## GIVEN PROBLEM
Search the records below for the word "Precision" and show every line where it occurs.

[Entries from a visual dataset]
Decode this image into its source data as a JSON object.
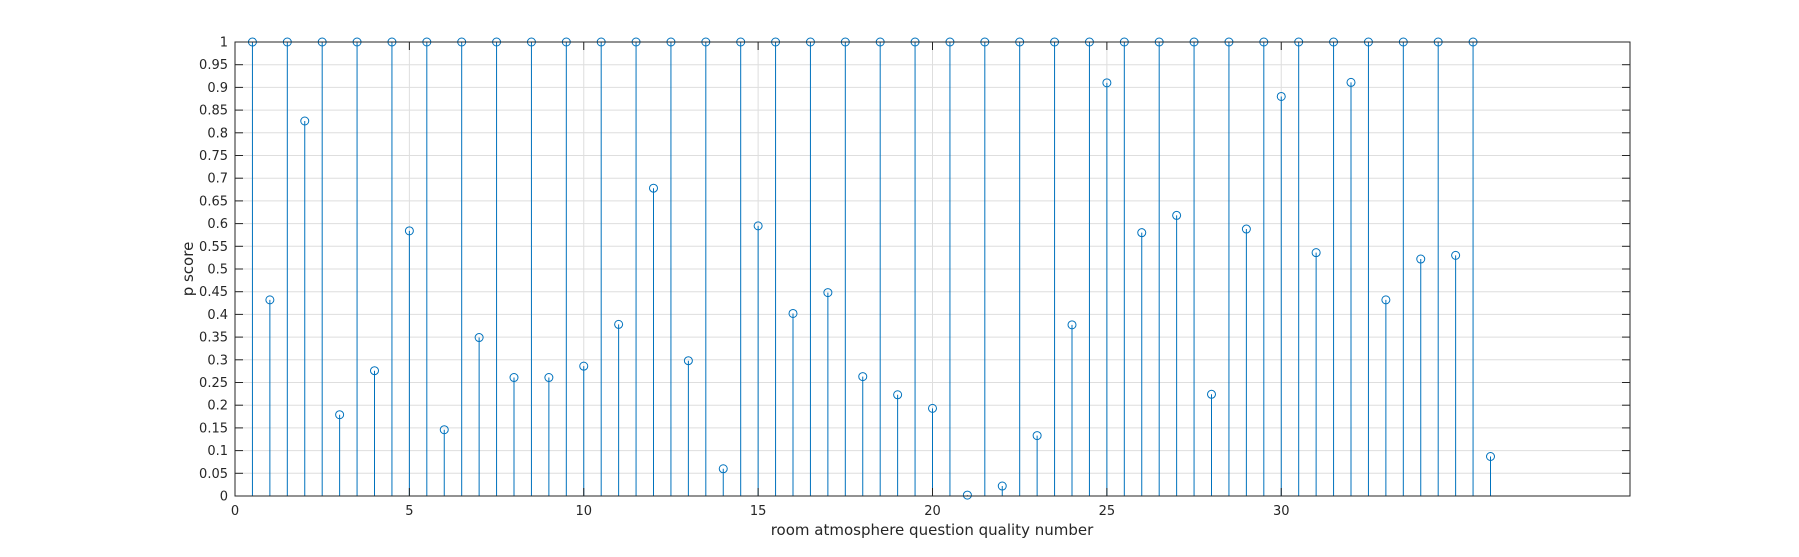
{
  "chart_data": {
    "type": "stem",
    "title": "",
    "xlabel": "room atmosphere question quality number",
    "ylabel": "p score",
    "xlim": [
      0,
      40
    ],
    "ylim": [
      0,
      1
    ],
    "xticks": [
      0,
      5,
      10,
      15,
      20,
      25,
      30
    ],
    "yticks": [
      0,
      0.05,
      0.1,
      0.15,
      0.2,
      0.25,
      0.3,
      0.35,
      0.4,
      0.45,
      0.5,
      0.55,
      0.6,
      0.65,
      0.7,
      0.75,
      0.8,
      0.85,
      0.9,
      0.95,
      1
    ],
    "grid": true,
    "line_color": "#0072BD",
    "series": [
      {
        "name": "",
        "x": [
          0.5,
          1,
          1.5,
          2,
          2.5,
          3,
          3.5,
          4,
          4.5,
          5,
          5.5,
          6,
          6.5,
          7,
          7.5,
          8,
          8.5,
          9,
          9.5,
          10,
          10.5,
          11,
          11.5,
          12,
          12.5,
          13,
          13.5,
          14,
          14.5,
          15,
          15.5,
          16,
          16.5,
          17,
          17.5,
          18,
          18.5,
          19,
          19.5,
          20,
          20.5,
          21,
          21.5,
          22,
          22.5,
          23,
          23.5,
          24,
          24.5,
          25,
          25.5,
          26,
          26.5,
          27,
          27.5,
          28,
          28.5,
          29,
          29.5,
          30,
          30.5,
          31,
          31.5,
          32,
          32.5,
          33,
          33.5,
          34,
          34.5,
          35,
          35.5,
          36
        ],
        "y": [
          1,
          0.432,
          1,
          0.826,
          1,
          0.179,
          1,
          0.276,
          1,
          0.584,
          1,
          0.146,
          1,
          0.349,
          1,
          0.261,
          1,
          0.261,
          1,
          0.286,
          1,
          0.378,
          1,
          0.678,
          1,
          0.298,
          1,
          0.06,
          1,
          0.595,
          1,
          0.402,
          1,
          0.448,
          1,
          0.263,
          1,
          0.223,
          1,
          0.193,
          1,
          0.002,
          1,
          0.022,
          1,
          0.133,
          1,
          0.377,
          1,
          0.91,
          1,
          0.58,
          1,
          0.618,
          1,
          0.224,
          1,
          0.588,
          1,
          0.88,
          1,
          0.536,
          1,
          0.911,
          1,
          0.432,
          1,
          0.522,
          1,
          0.53,
          1,
          0.087
        ]
      }
    ]
  }
}
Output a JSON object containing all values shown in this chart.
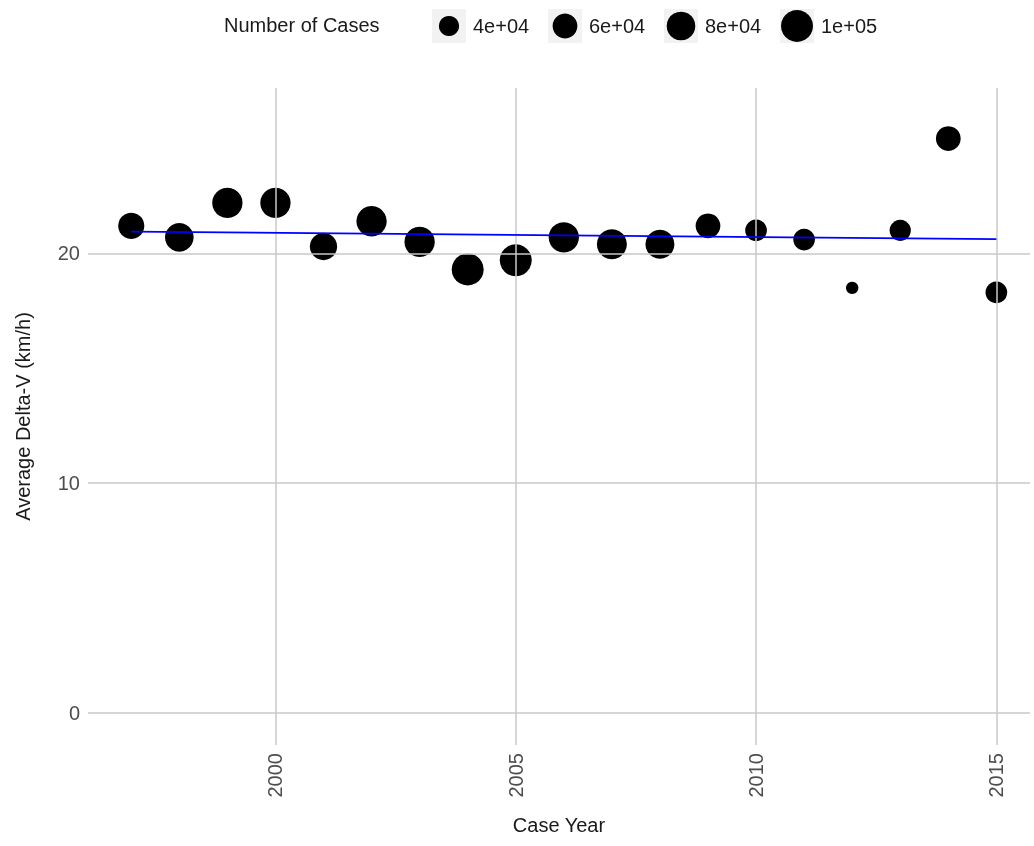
{
  "chart_data": {
    "type": "bubble",
    "xlabel": "Case Year",
    "ylabel": "Average Delta-V (km/h)",
    "legend_title": "Number of Cases",
    "xlim": [
      1996.1,
      2015.7
    ],
    "xticks": [
      2000,
      2005,
      2010,
      2015
    ],
    "ylim": [
      -1.4,
      27.2
    ],
    "yticks": [
      0,
      10,
      20
    ],
    "grid": true,
    "size_legend": [
      {
        "value": 40000,
        "label": "4e+04"
      },
      {
        "value": 60000,
        "label": "6e+04"
      },
      {
        "value": 80000,
        "label": "8e+04"
      },
      {
        "value": 100000,
        "label": "1e+05"
      }
    ],
    "series": [
      {
        "marker": "circle",
        "color": "#000000",
        "x": [
          1997,
          1998,
          1999,
          2000,
          2001,
          2002,
          2003,
          2004,
          2005,
          2006,
          2007,
          2008,
          2009,
          2010,
          2011,
          2012,
          2013,
          2014,
          2015
        ],
        "values": [
          21.2,
          20.7,
          22.2,
          22.2,
          20.3,
          21.4,
          20.5,
          19.3,
          19.7,
          20.7,
          20.4,
          20.4,
          21.2,
          21.0,
          20.6,
          18.5,
          21.0,
          25.0,
          18.3
        ],
        "sizes": [
          67000,
          80000,
          90000,
          90000,
          73000,
          90000,
          90000,
          100000,
          100000,
          90000,
          88000,
          82000,
          60000,
          46000,
          46000,
          15000,
          44000,
          60000,
          46000
        ]
      },
      {
        "type": "line",
        "color": "#0000ff",
        "x": [
          1997,
          2015
        ],
        "values": [
          20.95,
          20.62
        ]
      }
    ]
  }
}
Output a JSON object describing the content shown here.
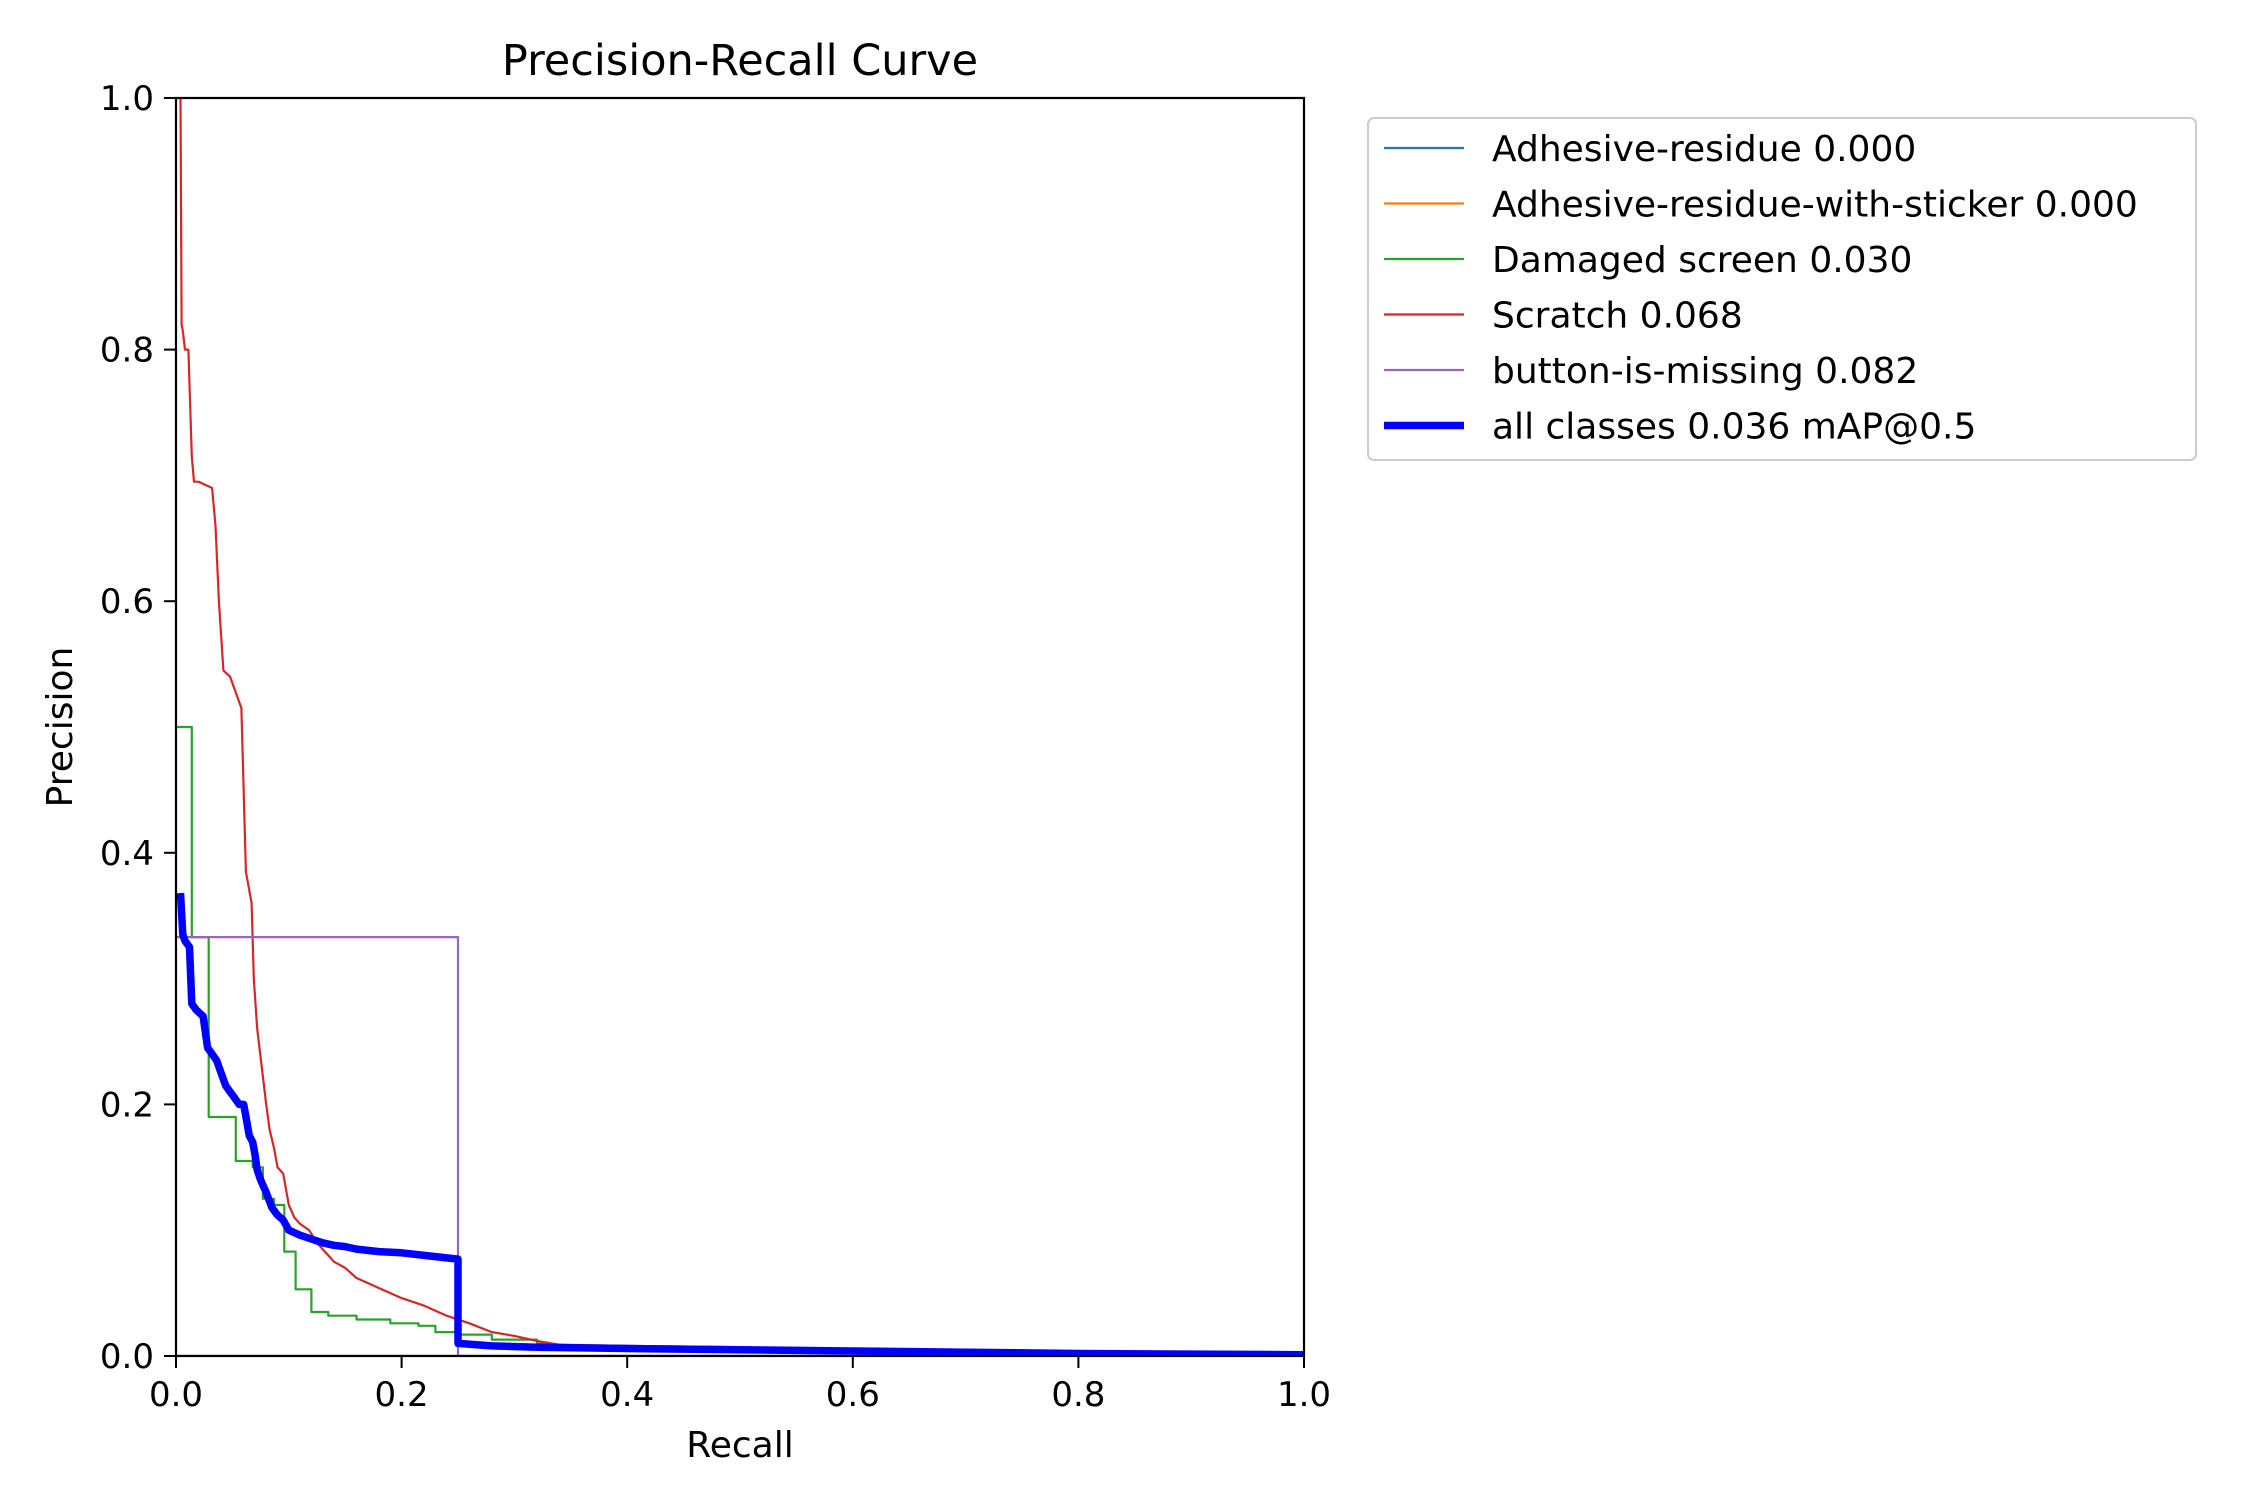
{
  "chart_data": {
    "type": "line",
    "title": "Precision-Recall Curve",
    "xlabel": "Recall",
    "ylabel": "Precision",
    "xlim": [
      0.0,
      1.0
    ],
    "ylim": [
      0.0,
      1.0
    ],
    "xticks": [
      "0.0",
      "0.2",
      "0.4",
      "0.6",
      "0.8",
      "1.0"
    ],
    "yticks": [
      "0.0",
      "0.2",
      "0.4",
      "0.6",
      "0.8",
      "1.0"
    ],
    "grid": false,
    "legend_position": "outside-top-right",
    "series": [
      {
        "name": "Adhesive-residue 0.000",
        "color": "#1f77b4",
        "width": "thin",
        "x": [
          0.0,
          1.0
        ],
        "y": [
          0.0,
          0.0
        ]
      },
      {
        "name": "Adhesive-residue-with-sticker 0.000",
        "color": "#ff7f0e",
        "width": "thin",
        "x": [
          0.0,
          1.0
        ],
        "y": [
          0.0,
          0.0
        ]
      },
      {
        "name": "Damaged screen 0.030",
        "color": "#2ca02c",
        "width": "thin",
        "x": [
          0.0,
          0.0,
          0.014,
          0.014,
          0.029,
          0.029,
          0.053,
          0.053,
          0.068,
          0.068,
          0.077,
          0.077,
          0.087,
          0.087,
          0.096,
          0.096,
          0.106,
          0.106,
          0.12,
          0.12,
          0.135,
          0.135,
          0.16,
          0.16,
          0.19,
          0.19,
          0.215,
          0.215,
          0.23,
          0.23,
          0.25,
          0.25,
          0.28,
          0.28,
          0.32,
          0.32,
          0.38,
          0.5,
          0.7,
          1.0
        ],
        "y": [
          0.5,
          0.5,
          0.5,
          0.333,
          0.333,
          0.19,
          0.19,
          0.155,
          0.155,
          0.15,
          0.15,
          0.125,
          0.125,
          0.12,
          0.12,
          0.083,
          0.083,
          0.053,
          0.053,
          0.035,
          0.035,
          0.032,
          0.032,
          0.029,
          0.029,
          0.026,
          0.026,
          0.024,
          0.024,
          0.019,
          0.019,
          0.017,
          0.017,
          0.013,
          0.013,
          0.01,
          0.007,
          0.005,
          0.003,
          0.001
        ]
      },
      {
        "name": "Scratch 0.068",
        "color": "#d62728",
        "width": "thin",
        "x": [
          0.004,
          0.005,
          0.006,
          0.008,
          0.011,
          0.014,
          0.016,
          0.02,
          0.032,
          0.035,
          0.038,
          0.042,
          0.048,
          0.058,
          0.062,
          0.067,
          0.069,
          0.072,
          0.076,
          0.08,
          0.083,
          0.087,
          0.09,
          0.095,
          0.1,
          0.105,
          0.11,
          0.118,
          0.125,
          0.13,
          0.135,
          0.14,
          0.15,
          0.16,
          0.17,
          0.18,
          0.19,
          0.2,
          0.22,
          0.24,
          0.26,
          0.28,
          0.3,
          0.32,
          0.34,
          0.4,
          0.5,
          0.6,
          0.7,
          0.8,
          0.9,
          1.0
        ],
        "y": [
          1.0,
          0.82,
          0.815,
          0.8,
          0.8,
          0.715,
          0.695,
          0.695,
          0.69,
          0.66,
          0.6,
          0.545,
          0.54,
          0.515,
          0.385,
          0.36,
          0.3,
          0.26,
          0.23,
          0.2,
          0.18,
          0.165,
          0.15,
          0.145,
          0.12,
          0.11,
          0.105,
          0.1,
          0.09,
          0.085,
          0.08,
          0.075,
          0.07,
          0.062,
          0.058,
          0.054,
          0.05,
          0.046,
          0.04,
          0.032,
          0.026,
          0.019,
          0.016,
          0.012,
          0.009,
          0.008,
          0.007,
          0.005,
          0.004,
          0.003,
          0.002,
          0.001
        ]
      },
      {
        "name": "button-is-missing 0.082",
        "color": "#9467bd",
        "width": "thin",
        "x": [
          0.0,
          0.25,
          0.25,
          1.0
        ],
        "y": [
          0.333,
          0.333,
          0.0,
          0.0
        ]
      },
      {
        "name": "all classes 0.036 mAP@0.5",
        "color": "#0000ff",
        "width": "thick",
        "x": [
          0.004,
          0.006,
          0.008,
          0.012,
          0.014,
          0.018,
          0.024,
          0.028,
          0.032,
          0.036,
          0.04,
          0.044,
          0.048,
          0.052,
          0.056,
          0.06,
          0.065,
          0.068,
          0.07,
          0.072,
          0.075,
          0.08,
          0.085,
          0.09,
          0.095,
          0.1,
          0.11,
          0.12,
          0.13,
          0.14,
          0.15,
          0.16,
          0.18,
          0.2,
          0.22,
          0.24,
          0.25,
          0.25,
          0.28,
          0.32,
          0.4,
          0.5,
          0.6,
          0.7,
          0.8,
          0.9,
          1.0
        ],
        "y": [
          0.368,
          0.335,
          0.33,
          0.325,
          0.28,
          0.275,
          0.27,
          0.245,
          0.24,
          0.235,
          0.225,
          0.215,
          0.21,
          0.205,
          0.2,
          0.2,
          0.175,
          0.17,
          0.16,
          0.148,
          0.14,
          0.13,
          0.118,
          0.112,
          0.108,
          0.1,
          0.096,
          0.093,
          0.09,
          0.088,
          0.087,
          0.085,
          0.083,
          0.082,
          0.08,
          0.078,
          0.077,
          0.01,
          0.008,
          0.007,
          0.006,
          0.005,
          0.004,
          0.003,
          0.002,
          0.0015,
          0.001
        ]
      }
    ]
  }
}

## TASK OUTPUT
    "title": "Precision-Recall Curve",
    "ylabel": "Precision",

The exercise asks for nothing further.